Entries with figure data
════════════════════

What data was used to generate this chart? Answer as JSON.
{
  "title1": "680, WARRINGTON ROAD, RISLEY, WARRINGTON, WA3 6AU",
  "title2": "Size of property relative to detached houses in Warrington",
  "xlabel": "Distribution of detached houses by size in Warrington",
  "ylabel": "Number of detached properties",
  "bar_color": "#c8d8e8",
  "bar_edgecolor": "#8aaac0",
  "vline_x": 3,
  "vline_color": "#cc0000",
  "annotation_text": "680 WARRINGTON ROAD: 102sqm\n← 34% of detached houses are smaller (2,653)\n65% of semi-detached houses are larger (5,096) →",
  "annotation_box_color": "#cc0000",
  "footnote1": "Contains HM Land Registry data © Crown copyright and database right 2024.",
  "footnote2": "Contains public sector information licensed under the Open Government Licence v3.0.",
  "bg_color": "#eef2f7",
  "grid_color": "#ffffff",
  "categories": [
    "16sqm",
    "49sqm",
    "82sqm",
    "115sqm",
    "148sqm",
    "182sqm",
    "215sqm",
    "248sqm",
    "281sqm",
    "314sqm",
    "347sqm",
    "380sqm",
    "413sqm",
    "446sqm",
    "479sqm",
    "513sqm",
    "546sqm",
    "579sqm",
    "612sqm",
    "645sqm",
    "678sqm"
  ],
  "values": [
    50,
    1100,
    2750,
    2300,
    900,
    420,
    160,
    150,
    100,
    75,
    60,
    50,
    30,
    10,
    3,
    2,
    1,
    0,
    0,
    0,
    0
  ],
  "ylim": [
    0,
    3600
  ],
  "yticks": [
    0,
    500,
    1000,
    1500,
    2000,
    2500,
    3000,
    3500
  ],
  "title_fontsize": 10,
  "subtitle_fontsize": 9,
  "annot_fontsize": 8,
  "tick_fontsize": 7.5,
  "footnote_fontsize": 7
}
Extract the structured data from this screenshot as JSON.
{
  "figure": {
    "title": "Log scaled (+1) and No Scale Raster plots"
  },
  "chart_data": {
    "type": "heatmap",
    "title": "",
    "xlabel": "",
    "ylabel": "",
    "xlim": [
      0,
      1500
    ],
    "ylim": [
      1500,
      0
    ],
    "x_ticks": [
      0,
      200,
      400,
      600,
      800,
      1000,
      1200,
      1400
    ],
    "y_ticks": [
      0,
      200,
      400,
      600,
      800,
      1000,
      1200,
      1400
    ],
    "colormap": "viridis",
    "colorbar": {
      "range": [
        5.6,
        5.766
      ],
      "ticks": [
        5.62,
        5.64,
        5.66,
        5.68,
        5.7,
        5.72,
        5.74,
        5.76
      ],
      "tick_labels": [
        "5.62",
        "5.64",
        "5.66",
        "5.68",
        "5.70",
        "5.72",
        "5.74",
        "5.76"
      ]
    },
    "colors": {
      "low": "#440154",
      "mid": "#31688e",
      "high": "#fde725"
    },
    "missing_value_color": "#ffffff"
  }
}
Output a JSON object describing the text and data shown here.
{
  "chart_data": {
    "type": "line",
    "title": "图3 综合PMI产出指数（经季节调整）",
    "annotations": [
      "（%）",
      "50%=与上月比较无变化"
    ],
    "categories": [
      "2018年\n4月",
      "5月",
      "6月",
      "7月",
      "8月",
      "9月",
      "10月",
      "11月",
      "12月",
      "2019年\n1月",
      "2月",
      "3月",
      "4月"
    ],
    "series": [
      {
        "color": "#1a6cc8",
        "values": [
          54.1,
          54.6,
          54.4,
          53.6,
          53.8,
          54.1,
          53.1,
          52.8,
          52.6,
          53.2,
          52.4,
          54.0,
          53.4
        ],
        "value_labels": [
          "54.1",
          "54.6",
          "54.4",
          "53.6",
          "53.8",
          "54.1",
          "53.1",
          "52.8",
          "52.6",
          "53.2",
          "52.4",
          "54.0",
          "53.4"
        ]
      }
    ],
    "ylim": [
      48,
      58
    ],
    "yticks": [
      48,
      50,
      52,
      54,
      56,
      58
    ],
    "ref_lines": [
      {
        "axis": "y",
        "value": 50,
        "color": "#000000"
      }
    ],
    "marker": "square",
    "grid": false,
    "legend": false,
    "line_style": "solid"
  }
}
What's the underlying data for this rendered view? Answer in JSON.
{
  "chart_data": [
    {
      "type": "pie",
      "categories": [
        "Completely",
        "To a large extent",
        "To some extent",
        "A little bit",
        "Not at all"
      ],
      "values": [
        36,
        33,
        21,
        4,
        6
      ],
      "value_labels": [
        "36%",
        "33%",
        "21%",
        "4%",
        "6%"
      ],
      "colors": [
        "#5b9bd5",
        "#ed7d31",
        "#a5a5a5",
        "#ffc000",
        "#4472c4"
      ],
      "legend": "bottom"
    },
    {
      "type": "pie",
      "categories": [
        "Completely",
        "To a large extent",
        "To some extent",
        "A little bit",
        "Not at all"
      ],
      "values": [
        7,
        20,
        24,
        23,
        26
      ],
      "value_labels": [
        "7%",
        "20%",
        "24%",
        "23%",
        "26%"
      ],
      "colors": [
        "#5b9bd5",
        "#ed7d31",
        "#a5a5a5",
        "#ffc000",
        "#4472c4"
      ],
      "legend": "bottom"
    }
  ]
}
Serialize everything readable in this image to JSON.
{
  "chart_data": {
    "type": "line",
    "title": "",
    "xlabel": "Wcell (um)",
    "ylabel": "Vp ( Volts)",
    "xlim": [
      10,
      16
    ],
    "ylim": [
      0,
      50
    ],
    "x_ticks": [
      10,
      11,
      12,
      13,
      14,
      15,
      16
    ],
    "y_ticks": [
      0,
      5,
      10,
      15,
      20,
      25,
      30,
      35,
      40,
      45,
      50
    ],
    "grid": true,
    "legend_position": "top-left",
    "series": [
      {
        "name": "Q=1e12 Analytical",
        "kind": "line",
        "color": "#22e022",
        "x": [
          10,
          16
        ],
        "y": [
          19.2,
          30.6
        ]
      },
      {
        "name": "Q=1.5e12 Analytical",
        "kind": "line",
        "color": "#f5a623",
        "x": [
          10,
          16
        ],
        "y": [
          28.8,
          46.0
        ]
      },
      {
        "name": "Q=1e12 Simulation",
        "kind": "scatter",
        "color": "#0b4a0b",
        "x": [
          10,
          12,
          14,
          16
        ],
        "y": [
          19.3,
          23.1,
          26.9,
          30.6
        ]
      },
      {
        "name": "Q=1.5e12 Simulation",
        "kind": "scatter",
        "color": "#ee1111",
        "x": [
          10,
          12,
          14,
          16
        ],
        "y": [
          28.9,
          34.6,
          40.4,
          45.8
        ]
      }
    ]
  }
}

════════════════════

## Given problem
Each line in the entries above that includes the string "Analytical" should be extracted.

## Problem solution
        "name": "Q=1e12 Analytical",
        "name": "Q=1.5e12 Analytical",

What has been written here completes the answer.